Saved data entries
###
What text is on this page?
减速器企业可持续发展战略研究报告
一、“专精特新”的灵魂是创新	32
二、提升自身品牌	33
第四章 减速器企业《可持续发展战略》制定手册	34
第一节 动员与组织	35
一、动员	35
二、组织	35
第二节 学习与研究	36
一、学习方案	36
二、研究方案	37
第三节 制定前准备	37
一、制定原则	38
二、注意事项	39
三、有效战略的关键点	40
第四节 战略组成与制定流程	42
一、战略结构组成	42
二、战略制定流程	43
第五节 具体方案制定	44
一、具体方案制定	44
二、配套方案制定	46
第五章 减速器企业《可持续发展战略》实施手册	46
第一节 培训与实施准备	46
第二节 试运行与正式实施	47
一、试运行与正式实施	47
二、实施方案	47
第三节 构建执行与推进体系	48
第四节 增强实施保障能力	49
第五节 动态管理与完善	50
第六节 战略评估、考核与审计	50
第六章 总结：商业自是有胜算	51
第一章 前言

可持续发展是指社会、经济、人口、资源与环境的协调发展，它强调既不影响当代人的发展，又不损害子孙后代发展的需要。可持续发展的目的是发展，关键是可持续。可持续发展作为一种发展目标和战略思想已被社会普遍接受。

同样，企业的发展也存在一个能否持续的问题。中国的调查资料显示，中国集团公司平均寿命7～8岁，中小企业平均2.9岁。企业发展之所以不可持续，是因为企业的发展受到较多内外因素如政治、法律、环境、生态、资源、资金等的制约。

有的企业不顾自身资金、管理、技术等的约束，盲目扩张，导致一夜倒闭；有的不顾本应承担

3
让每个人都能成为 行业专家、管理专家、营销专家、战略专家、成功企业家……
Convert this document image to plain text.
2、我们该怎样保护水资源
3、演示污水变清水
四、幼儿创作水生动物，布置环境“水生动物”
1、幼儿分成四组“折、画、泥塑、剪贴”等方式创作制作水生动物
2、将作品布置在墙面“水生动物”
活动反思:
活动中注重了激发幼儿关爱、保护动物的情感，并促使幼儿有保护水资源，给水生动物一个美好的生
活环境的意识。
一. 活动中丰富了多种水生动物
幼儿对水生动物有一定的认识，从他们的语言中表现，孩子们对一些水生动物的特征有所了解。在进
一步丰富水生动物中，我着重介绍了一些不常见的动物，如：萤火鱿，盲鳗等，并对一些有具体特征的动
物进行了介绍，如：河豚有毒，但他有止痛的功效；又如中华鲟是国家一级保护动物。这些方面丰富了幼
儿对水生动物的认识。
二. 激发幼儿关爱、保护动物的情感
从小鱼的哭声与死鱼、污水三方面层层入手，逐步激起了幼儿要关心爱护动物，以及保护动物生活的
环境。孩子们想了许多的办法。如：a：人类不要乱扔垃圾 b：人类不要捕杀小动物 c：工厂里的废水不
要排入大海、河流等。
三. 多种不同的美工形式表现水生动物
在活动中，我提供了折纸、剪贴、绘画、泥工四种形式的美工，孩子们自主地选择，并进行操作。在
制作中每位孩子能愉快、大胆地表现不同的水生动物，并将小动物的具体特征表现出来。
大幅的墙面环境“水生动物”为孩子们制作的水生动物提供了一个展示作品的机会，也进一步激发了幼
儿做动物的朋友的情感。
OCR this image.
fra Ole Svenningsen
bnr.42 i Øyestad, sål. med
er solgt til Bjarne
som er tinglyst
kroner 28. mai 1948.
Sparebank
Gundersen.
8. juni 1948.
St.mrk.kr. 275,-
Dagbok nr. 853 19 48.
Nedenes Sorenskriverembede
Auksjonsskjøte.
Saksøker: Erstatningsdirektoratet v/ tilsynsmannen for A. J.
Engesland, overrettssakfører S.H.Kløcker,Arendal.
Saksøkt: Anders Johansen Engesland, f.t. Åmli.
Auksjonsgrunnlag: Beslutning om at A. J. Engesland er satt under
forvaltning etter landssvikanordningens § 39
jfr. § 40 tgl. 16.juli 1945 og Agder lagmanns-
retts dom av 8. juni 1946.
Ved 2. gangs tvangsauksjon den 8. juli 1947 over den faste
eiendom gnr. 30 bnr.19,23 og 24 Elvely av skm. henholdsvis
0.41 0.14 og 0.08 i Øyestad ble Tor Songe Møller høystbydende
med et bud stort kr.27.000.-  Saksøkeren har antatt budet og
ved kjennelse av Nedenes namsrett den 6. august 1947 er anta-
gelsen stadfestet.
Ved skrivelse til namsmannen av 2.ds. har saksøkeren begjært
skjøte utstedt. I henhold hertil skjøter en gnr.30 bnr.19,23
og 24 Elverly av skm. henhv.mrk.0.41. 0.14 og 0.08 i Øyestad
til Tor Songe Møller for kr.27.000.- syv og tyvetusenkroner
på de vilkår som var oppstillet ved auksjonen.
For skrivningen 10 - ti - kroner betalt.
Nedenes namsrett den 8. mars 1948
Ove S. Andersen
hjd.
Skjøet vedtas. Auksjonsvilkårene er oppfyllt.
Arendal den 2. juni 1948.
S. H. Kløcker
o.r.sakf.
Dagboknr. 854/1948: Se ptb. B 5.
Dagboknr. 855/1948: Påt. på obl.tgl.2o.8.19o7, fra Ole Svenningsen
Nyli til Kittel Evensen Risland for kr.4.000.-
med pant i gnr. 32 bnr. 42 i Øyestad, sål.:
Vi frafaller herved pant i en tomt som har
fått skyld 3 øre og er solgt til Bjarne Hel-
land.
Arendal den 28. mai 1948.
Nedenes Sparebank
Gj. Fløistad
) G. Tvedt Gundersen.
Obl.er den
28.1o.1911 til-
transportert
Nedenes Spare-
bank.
###
--- Task requirements ---
Copy, from the material, each line that holds the string "Engesland".

--- Response to this task ---
Engesland, overrettssakfører S.H.Kløcker,Arendal.
Saksøkt: Anders Johansen Engesland, f.t. Åmli.
Auksjonsgrunnlag: Beslutning om at A. J. Engesland er satt under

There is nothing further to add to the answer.